* Start Data to process *
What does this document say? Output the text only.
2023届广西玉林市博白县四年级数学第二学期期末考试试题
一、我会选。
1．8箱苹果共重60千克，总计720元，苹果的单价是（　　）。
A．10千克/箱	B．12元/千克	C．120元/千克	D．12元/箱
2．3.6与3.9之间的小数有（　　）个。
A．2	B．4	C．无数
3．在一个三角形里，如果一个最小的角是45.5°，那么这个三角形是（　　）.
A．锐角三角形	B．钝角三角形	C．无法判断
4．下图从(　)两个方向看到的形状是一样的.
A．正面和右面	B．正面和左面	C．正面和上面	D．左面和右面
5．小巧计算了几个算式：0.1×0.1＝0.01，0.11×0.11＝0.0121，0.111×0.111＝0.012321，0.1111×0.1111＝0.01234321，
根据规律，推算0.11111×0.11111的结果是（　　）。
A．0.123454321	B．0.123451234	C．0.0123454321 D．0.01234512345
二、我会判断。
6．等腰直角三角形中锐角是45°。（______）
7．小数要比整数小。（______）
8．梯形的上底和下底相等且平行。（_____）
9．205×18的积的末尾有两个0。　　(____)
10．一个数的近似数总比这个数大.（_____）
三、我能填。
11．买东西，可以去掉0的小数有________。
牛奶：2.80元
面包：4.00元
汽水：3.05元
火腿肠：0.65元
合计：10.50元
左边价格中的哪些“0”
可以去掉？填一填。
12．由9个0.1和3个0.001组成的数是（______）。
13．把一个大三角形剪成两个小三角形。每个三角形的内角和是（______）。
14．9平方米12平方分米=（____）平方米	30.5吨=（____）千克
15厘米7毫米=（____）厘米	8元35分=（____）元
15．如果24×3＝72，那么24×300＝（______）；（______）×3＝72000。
* End Data to process *
Goal
Output an exact copy of each record.

Output for this exercise
What does this document say? Output the text only.
2023届广西玉林市博白县四年级数学第二学期期末考试试题
一、我会选。
1．8箱苹果共重60千克，总计720元，苹果的单价是（　　）。
A．10千克/箱	B．12元/千克	C．120元/千克	D．12元/箱
2．3.6与3.9之间的小数有（　　）个。
A．2	B．4	C．无数
3．在一个三角形里，如果一个最小的角是45.5°，那么这个三角形是（　　）.
A．锐角三角形	B．钝角三角形	C．无法判断
4．下图从(　)两个方向看到的形状是一样的.
A．正面和右面	B．正面和左面	C．正面和上面	D．左面和右面
5．小巧计算了几个算式：0.1×0.1＝0.01，0.11×0.11＝0.0121，0.111×0.111＝0.012321，0.1111×0.1111＝0.01234321，
根据规律，推算0.11111×0.11111的结果是（　　）。
A．0.123454321	B．0.123451234	C．0.0123454321 D．0.01234512345
二、我会判断。
6．等腰直角三角形中锐角是45°。（______）
7．小数要比整数小。（______）
8．梯形的上底和下底相等且平行。（_____）
9．205×18的积的末尾有两个0。　　(____)
10．一个数的近似数总比这个数大.（_____）
三、我能填。
11．买东西，可以去掉0的小数有________。
牛奶：2.80元
面包：4.00元
汽水：3.05元
火腿肠：0.65元
合计：10.50元
左边价格中的哪些“0”
可以去掉？填一填。
12．由9个0.1和3个0.001组成的数是（______）。
13．把一个大三角形剪成两个小三角形。每个三角形的内角和是（______）。
14．9平方米12平方分米=（____）平方米	30.5吨=（____）千克
15厘米7毫米=（____）厘米	8元35分=（____）元
15．如果24×3＝72，那么24×300＝（______）；（______）×3＝72000。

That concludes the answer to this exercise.